— start Records to use —

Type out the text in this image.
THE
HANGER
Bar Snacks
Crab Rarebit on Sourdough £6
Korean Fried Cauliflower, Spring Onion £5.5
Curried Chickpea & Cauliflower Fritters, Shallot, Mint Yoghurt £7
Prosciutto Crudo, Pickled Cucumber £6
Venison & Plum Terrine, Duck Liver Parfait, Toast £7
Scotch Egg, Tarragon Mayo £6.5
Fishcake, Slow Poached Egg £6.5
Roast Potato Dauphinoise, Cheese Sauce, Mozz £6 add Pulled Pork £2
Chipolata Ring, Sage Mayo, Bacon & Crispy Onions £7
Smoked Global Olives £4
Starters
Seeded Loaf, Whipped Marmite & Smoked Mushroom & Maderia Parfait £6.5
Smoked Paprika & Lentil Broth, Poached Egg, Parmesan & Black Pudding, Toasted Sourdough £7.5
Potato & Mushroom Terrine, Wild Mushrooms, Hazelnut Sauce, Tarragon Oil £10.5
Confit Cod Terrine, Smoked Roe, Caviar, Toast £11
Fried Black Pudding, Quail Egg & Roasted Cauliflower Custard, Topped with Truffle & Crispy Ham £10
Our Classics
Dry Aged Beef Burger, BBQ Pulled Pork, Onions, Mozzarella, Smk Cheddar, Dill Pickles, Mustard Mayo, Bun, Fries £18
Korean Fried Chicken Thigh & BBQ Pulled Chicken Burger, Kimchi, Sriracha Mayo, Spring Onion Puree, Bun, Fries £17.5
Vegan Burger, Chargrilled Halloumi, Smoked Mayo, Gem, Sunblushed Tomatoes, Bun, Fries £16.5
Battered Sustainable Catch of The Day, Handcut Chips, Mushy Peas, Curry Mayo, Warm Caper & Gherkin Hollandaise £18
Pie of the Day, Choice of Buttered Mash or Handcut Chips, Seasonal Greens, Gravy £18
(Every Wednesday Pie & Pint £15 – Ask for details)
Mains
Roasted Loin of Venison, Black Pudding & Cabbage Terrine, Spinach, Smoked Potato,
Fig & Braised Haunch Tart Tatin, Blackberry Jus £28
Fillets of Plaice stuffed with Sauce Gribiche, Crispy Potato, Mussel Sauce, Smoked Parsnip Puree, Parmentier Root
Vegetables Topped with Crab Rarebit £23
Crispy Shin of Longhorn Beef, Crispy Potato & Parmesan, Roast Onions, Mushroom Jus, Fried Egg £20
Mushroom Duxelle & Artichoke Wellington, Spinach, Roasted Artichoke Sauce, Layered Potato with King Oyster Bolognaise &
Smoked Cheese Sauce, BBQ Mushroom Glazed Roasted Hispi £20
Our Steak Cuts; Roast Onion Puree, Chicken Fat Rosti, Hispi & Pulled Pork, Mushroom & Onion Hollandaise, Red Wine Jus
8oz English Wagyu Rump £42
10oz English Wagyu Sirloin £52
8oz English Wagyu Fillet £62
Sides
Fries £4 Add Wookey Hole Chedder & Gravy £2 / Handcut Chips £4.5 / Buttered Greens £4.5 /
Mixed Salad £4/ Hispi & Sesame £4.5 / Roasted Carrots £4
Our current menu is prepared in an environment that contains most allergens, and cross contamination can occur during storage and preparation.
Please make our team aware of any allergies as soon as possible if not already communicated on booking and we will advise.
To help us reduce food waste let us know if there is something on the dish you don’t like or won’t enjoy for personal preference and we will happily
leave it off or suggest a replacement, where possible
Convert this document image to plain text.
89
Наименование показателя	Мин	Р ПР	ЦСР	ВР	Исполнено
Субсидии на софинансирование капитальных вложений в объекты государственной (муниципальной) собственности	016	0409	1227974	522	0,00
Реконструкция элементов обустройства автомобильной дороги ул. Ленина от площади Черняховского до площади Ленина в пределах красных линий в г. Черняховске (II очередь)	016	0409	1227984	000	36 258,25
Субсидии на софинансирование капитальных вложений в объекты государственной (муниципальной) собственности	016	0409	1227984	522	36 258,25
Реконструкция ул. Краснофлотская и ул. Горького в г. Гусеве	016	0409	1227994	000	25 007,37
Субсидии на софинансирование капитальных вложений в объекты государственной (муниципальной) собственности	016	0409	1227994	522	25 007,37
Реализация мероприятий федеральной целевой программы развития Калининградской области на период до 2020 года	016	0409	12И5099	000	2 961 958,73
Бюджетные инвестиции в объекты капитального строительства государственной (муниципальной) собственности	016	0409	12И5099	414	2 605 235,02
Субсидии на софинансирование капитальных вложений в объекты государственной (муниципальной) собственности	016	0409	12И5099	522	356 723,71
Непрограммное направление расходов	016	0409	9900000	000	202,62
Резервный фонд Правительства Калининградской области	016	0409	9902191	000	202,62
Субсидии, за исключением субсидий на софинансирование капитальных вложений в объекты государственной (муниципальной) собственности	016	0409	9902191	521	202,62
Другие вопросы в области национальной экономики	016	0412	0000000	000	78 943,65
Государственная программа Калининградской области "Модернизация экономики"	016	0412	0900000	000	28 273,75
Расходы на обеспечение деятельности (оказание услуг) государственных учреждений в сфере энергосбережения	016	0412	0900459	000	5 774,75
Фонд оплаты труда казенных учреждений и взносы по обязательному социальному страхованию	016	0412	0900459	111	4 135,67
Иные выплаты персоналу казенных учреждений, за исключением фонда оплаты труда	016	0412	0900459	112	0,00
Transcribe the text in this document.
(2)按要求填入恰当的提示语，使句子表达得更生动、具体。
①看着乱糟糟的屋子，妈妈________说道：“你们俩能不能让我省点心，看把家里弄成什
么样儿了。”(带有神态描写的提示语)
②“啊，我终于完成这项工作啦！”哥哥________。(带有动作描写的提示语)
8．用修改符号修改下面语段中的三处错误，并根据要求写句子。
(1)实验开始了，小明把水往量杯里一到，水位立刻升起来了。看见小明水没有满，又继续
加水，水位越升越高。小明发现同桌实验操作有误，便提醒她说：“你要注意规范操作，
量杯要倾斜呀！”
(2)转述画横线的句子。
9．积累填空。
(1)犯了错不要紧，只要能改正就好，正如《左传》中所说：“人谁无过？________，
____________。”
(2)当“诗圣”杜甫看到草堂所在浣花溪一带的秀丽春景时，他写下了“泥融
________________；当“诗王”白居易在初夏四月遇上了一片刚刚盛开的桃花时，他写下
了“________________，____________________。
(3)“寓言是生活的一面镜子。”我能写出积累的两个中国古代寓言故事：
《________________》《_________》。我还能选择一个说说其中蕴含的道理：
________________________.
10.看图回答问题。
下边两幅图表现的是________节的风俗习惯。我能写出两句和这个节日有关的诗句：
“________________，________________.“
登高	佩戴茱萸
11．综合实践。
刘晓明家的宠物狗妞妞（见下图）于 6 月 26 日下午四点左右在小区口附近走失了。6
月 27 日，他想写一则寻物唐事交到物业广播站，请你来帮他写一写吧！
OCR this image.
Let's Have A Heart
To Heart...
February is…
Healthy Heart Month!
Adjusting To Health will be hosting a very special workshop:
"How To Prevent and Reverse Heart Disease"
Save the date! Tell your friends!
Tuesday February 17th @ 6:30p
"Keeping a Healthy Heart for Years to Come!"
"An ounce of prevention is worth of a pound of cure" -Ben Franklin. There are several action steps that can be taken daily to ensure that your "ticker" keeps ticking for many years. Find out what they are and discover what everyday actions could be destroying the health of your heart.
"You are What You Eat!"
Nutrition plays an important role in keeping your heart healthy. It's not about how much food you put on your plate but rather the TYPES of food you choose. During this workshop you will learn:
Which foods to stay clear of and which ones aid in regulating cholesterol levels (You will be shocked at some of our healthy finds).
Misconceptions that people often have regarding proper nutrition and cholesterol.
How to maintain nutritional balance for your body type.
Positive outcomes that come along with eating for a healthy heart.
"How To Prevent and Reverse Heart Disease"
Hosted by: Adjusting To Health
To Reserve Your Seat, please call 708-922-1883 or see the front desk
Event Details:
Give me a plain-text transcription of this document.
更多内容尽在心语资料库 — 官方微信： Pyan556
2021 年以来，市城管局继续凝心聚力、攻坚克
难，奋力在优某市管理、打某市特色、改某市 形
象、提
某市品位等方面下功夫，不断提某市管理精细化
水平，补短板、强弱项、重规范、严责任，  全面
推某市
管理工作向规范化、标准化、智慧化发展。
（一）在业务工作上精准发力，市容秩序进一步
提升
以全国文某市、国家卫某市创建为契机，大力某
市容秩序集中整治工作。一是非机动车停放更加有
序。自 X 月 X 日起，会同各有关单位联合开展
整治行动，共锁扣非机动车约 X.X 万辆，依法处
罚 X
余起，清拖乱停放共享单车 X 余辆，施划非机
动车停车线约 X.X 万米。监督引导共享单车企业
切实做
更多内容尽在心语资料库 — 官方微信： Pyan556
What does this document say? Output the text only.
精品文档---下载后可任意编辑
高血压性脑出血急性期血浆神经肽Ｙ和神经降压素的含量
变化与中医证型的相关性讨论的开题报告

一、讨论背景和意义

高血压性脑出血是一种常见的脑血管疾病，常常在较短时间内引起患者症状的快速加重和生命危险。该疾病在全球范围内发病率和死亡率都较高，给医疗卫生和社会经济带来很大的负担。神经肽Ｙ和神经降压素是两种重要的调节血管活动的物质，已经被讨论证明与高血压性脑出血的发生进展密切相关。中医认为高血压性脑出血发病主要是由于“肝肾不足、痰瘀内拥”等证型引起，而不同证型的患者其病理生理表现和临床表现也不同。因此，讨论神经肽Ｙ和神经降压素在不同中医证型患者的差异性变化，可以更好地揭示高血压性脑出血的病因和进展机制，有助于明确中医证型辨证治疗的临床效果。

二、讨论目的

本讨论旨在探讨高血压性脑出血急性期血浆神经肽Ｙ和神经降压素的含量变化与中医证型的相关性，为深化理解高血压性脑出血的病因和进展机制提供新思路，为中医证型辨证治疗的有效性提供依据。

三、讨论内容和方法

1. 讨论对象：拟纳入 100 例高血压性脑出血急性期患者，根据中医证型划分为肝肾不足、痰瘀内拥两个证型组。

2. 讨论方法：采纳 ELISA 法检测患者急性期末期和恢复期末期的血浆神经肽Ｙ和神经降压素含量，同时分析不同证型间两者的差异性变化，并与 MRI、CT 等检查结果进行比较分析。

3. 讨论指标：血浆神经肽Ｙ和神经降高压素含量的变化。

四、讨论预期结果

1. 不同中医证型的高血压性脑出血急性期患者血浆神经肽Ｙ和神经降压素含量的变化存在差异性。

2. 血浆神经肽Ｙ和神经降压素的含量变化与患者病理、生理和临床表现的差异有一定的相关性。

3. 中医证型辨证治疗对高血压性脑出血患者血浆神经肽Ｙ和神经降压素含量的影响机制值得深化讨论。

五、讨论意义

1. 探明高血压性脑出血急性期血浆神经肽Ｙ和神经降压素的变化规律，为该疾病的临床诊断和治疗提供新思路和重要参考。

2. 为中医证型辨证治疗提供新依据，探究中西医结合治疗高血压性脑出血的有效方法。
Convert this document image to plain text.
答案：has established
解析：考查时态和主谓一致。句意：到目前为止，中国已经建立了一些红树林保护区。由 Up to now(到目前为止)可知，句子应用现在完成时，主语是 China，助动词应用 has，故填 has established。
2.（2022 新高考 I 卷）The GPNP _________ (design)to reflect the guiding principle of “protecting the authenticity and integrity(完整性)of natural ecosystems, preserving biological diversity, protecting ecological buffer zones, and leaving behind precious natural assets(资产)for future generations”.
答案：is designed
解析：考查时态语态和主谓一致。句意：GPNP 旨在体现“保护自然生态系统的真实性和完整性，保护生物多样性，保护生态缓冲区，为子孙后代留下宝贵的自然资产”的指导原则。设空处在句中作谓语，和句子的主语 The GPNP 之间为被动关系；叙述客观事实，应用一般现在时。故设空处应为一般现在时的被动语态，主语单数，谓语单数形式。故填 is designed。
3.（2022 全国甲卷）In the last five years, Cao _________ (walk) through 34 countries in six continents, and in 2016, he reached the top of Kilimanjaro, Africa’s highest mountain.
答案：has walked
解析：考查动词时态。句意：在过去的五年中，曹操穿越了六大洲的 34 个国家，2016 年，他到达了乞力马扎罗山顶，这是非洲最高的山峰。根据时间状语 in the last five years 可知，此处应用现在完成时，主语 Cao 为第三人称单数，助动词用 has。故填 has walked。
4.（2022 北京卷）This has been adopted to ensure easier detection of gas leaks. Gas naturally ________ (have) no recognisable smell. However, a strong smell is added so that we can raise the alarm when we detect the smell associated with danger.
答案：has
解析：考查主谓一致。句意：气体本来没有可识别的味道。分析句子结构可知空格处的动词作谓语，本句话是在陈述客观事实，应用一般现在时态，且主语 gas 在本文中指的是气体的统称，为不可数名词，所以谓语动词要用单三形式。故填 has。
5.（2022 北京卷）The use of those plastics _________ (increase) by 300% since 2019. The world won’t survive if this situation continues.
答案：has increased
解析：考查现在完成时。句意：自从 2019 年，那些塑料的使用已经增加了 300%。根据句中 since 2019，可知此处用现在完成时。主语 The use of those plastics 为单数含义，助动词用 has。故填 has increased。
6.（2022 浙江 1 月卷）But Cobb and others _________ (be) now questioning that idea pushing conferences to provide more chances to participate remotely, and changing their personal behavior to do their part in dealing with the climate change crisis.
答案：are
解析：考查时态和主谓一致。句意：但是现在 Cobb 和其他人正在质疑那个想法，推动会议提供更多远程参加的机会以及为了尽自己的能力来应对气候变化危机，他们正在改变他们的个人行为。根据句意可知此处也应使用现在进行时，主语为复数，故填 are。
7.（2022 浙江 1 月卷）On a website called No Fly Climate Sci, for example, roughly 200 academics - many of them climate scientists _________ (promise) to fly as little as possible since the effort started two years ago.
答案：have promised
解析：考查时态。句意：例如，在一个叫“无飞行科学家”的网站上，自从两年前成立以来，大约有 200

— end Records to use —

» What you need to do: Gather every line containing the word "Rarebit" and copy it.

» Result below:
Crab Rarebit on Sourdough £6
Vegetables Topped with Crab Rarebit £23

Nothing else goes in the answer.